Goal
Omit every picture and output the rest of the records exactly as they are.
# Provided material start
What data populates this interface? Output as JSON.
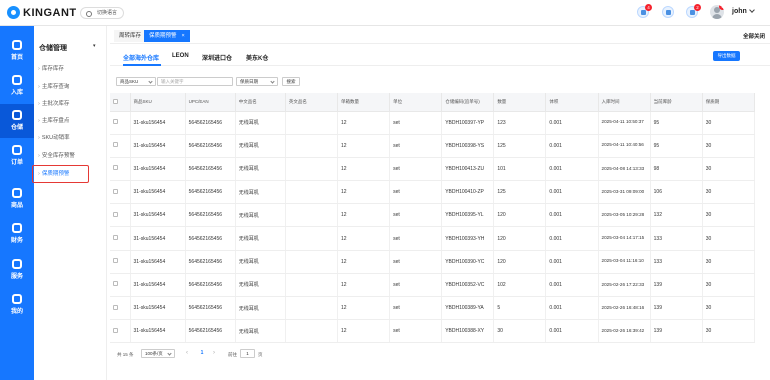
{
  "app": {
    "brand": "KINGANT",
    "language_button": "切换语言",
    "username": "john"
  },
  "header_icons": [
    {
      "name": "bell-icon",
      "badge": "4"
    },
    {
      "name": "chat-icon",
      "badge": ""
    },
    {
      "name": "service-icon",
      "badge": "2"
    }
  ],
  "avatar_badge": "1",
  "left_nav": [
    {
      "label": "首页",
      "icon": "palette-icon"
    },
    {
      "label": "入库",
      "icon": "inbound-icon"
    },
    {
      "label": "仓储",
      "icon": "warehouse-icon"
    },
    {
      "label": "订单",
      "icon": "order-icon"
    },
    {
      "label": "商品",
      "icon": "goods-icon"
    },
    {
      "label": "财务",
      "icon": "finance-icon"
    },
    {
      "label": "服务",
      "icon": "service-icon"
    },
    {
      "label": "我的",
      "icon": "user-icon"
    }
  ],
  "submenu": {
    "title": "仓储管理",
    "items": [
      "库存库存",
      "主库存查询",
      "主批次库存",
      "主库存盘点",
      "SKU动销率",
      "安全库存预警",
      "保质期预警"
    ]
  },
  "tabs": {
    "items": [
      "周转库存",
      "保质期预警"
    ],
    "close_all": "全部关闭"
  },
  "warehouse_tabs": [
    "全部海外仓库",
    "LEON",
    "深圳进口仓",
    "美东K仓"
  ],
  "export_label": "导出数据",
  "filters": {
    "field_select": "商品SKU",
    "keyword_placeholder": "输入关键字",
    "date_select": "保质日期",
    "search_label": "搜索"
  },
  "table": {
    "headers": [
      "商品SKU",
      "UPC/EAN",
      "中文品名",
      "英文品名",
      "单箱数量",
      "单位",
      "仓储编码(追单号)",
      "数量",
      "体积",
      "入库时间",
      "当前库龄",
      "保质期"
    ],
    "rows": [
      [
        "31-sku156454",
        "564562165456",
        "无线耳机",
        "",
        "12",
        "set",
        "YBDH100397-YP",
        "123",
        "0.001",
        "2025-04-11 10:50:37",
        "95",
        "30"
      ],
      [
        "31-sku156454",
        "564562165456",
        "无线耳机",
        "",
        "12",
        "set",
        "YBDH100398-YS",
        "125",
        "0.001",
        "2025-04-11 10:40:56",
        "95",
        "30"
      ],
      [
        "31-sku156454",
        "564562165456",
        "无线耳机",
        "",
        "12",
        "set",
        "YBDH100413-ZU",
        "101",
        "0.001",
        "2025-04-08 14:13:33",
        "98",
        "30"
      ],
      [
        "31-sku156454",
        "564562165456",
        "无线耳机",
        "",
        "12",
        "set",
        "YBDH100410-ZP",
        "125",
        "0.001",
        "2025-03-31 09:09:00",
        "106",
        "30"
      ],
      [
        "31-sku156454",
        "564562165456",
        "无线耳机",
        "",
        "12",
        "set",
        "YBDH100395-YL",
        "120",
        "0.001",
        "2025-03-05 10:29:28",
        "132",
        "30"
      ],
      [
        "31-sku156454",
        "564562165456",
        "无线耳机",
        "",
        "12",
        "set",
        "YBDH100393-YH",
        "120",
        "0.001",
        "2025-03-04 14:17:15",
        "133",
        "30"
      ],
      [
        "31-sku156454",
        "564562165456",
        "无线耳机",
        "",
        "12",
        "set",
        "YBDH100390-YC",
        "120",
        "0.001",
        "2025-03-04 11:16:10",
        "133",
        "30"
      ],
      [
        "31-sku156454",
        "564562165456",
        "无线耳机",
        "",
        "12",
        "set",
        "YBDH100352-VC",
        "102",
        "0.001",
        "2025-02-26 17:22:33",
        "139",
        "30"
      ],
      [
        "31-sku156454",
        "564562165456",
        "无线耳机",
        "",
        "12",
        "set",
        "YBDH100389-YA",
        "5",
        "0.001",
        "2025-02-26 16:48:16",
        "139",
        "30"
      ],
      [
        "31-sku156454",
        "564562165456",
        "无线耳机",
        "",
        "12",
        "set",
        "YBDH100388-XY",
        "30",
        "0.001",
        "2025-02-26 16:39:42",
        "139",
        "30"
      ]
    ]
  },
  "pagination": {
    "total": "共 15 条",
    "page_size": "100条/页",
    "current": "1",
    "goto_label": "前往",
    "goto_value": "1",
    "page_suffix": "页"
  }
}
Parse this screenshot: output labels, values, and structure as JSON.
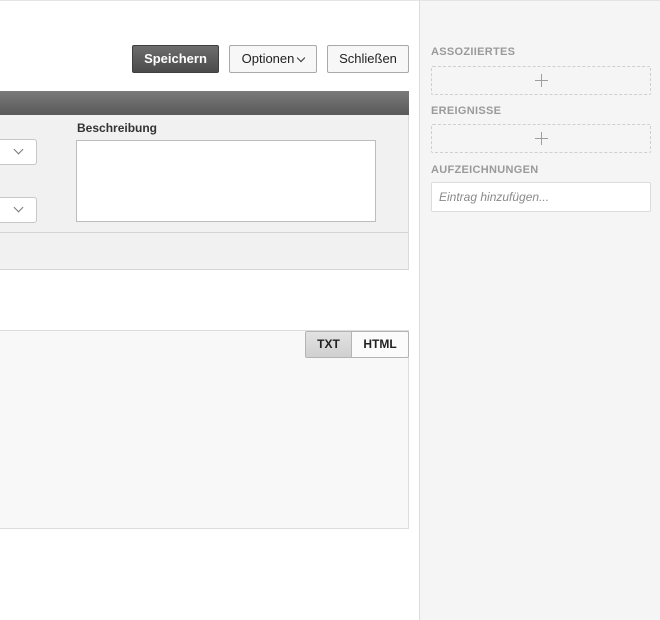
{
  "toolbar": {
    "save_label": "Speichern",
    "options_label": "Optionen",
    "close_label": "Schließen"
  },
  "form": {
    "description_label": "Beschreibung",
    "description_value": ""
  },
  "editor": {
    "modes": [
      "TXT",
      "HTML"
    ],
    "active_mode": "TXT"
  },
  "sidebar": {
    "associated_heading": "ASSOZIIERTES",
    "events_heading": "EREIGNISSE",
    "records_heading": "AUFZEICHNUNGEN",
    "records_placeholder": "Eintrag hinzufügen..."
  },
  "icons": {
    "add": "plus-icon",
    "dropdown": "chevron-down-icon"
  },
  "colors": {
    "primary_button": "#555555",
    "header_bar": "#6a6a6a",
    "panel_bg": "#f1f1f1",
    "sidebar_bg": "#f5f5f5",
    "muted_heading": "#9a9a9a"
  }
}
# Provided material end
Result
What data populates this interface? Output as JSON.
{
  "app": {
    "brand": "KINGANT",
    "language_button": "切换语言",
    "username": "john"
  },
  "header_icons": [
    {
      "name": "bell-icon",
      "badge": "4"
    },
    {
      "name": "chat-icon",
      "badge": ""
    },
    {
      "name": "service-icon",
      "badge": "2"
    }
  ],
  "avatar_badge": "1",
  "left_nav": [
    {
      "label": "首页",
      "icon": "palette-icon"
    },
    {
      "label": "入库",
      "icon": "inbound-icon"
    },
    {
      "label": "仓储",
      "icon": "warehouse-icon"
    },
    {
      "label": "订单",
      "icon": "order-icon"
    },
    {
      "label": "商品",
      "icon": "goods-icon"
    },
    {
      "label": "财务",
      "icon": "finance-icon"
    },
    {
      "label": "服务",
      "icon": "service-icon"
    },
    {
      "label": "我的",
      "icon": "user-icon"
    }
  ],
  "submenu": {
    "title": "仓储管理",
    "items": [
      "库存库存",
      "主库存查询",
      "主批次库存",
      "主库存盘点",
      "SKU动销率",
      "安全库存预警",
      "保质期预警"
    ]
  },
  "tabs": {
    "items": [
      "周转库存",
      "保质期预警"
    ],
    "close_all": "全部关闭"
  },
  "warehouse_tabs": [
    "全部海外仓库",
    "LEON",
    "深圳进口仓",
    "美东K仓"
  ],
  "export_label": "导出数据",
  "filters": {
    "field_select": "商品SKU",
    "keyword_placeholder": "输入关键字",
    "date_select": "保质日期",
    "search_label": "搜索"
  },
  "table": {
    "headers": [
      "商品SKU",
      "UPC/EAN",
      "中文品名",
      "英文品名",
      "单箱数量",
      "单位",
      "仓储编码(追单号)",
      "数量",
      "体积",
      "入库时间",
      "当前库龄",
      "保质期"
    ],
    "rows": [
      [
        "31-sku156454",
        "564562165456",
        "无线耳机",
        "",
        "12",
        "set",
        "YBDH100397-YP",
        "123",
        "0.001",
        "2025-04-11 10:50:37",
        "95",
        "30"
      ],
      [
        "31-sku156454",
        "564562165456",
        "无线耳机",
        "",
        "12",
        "set",
        "YBDH100398-YS",
        "125",
        "0.001",
        "2025-04-11 10:40:56",
        "95",
        "30"
      ],
      [
        "31-sku156454",
        "564562165456",
        "无线耳机",
        "",
        "12",
        "set",
        "YBDH100413-ZU",
        "101",
        "0.001",
        "2025-04-08 14:13:33",
        "98",
        "30"
      ],
      [
        "31-sku156454",
        "564562165456",
        "无线耳机",
        "",
        "12",
        "set",
        "YBDH100410-ZP",
        "125",
        "0.001",
        "2025-03-31 09:09:00",
        "106",
        "30"
      ],
      [
        "31-sku156454",
        "564562165456",
        "无线耳机",
        "",
        "12",
        "set",
        "YBDH100395-YL",
        "120",
        "0.001",
        "2025-03-05 10:29:28",
        "132",
        "30"
      ],
      [
        "31-sku156454",
        "564562165456",
        "无线耳机",
        "",
        "12",
        "set",
        "YBDH100393-YH",
        "120",
        "0.001",
        "2025-03-04 14:17:15",
        "133",
        "30"
      ],
      [
        "31-sku156454",
        "564562165456",
        "无线耳机",
        "",
        "12",
        "set",
        "YBDH100390-YC",
        "120",
        "0.001",
        "2025-03-04 11:16:10",
        "133",
        "30"
      ],
      [
        "31-sku156454",
        "564562165456",
        "无线耳机",
        "",
        "12",
        "set",
        "YBDH100352-VC",
        "102",
        "0.001",
        "2025-02-26 17:22:33",
        "139",
        "30"
      ],
      [
        "31-sku156454",
        "564562165456",
        "无线耳机",
        "",
        "12",
        "set",
        "YBDH100389-YA",
        "5",
        "0.001",
        "2025-02-26 16:48:16",
        "139",
        "30"
      ],
      [
        "31-sku156454",
        "564562165456",
        "无线耳机",
        "",
        "12",
        "set",
        "YBDH100388-XY",
        "30",
        "0.001",
        "2025-02-26 16:39:42",
        "139",
        "30"
      ]
    ]
  },
  "pagination": {
    "total": "共 15 条",
    "page_size": "100条/页",
    "current": "1",
    "goto_label": "前往",
    "goto_value": "1",
    "page_suffix": "页"
  }
}
Parse this screenshot: output labels, values, and structure as JSON.
{
  "toolbar": {
    "save_label": "Speichern",
    "options_label": "Optionen",
    "close_label": "Schließen"
  },
  "form": {
    "description_label": "Beschreibung",
    "description_value": ""
  },
  "editor": {
    "modes": [
      "TXT",
      "HTML"
    ],
    "active_mode": "TXT"
  },
  "sidebar": {
    "associated_heading": "ASSOZIIERTES",
    "events_heading": "EREIGNISSE",
    "records_heading": "AUFZEICHNUNGEN",
    "records_placeholder": "Eintrag hinzufügen..."
  },
  "icons": {
    "add": "plus-icon",
    "dropdown": "chevron-down-icon"
  },
  "colors": {
    "primary_button": "#555555",
    "header_bar": "#6a6a6a",
    "panel_bg": "#f1f1f1",
    "sidebar_bg": "#f5f5f5",
    "muted_heading": "#9a9a9a"
  }
}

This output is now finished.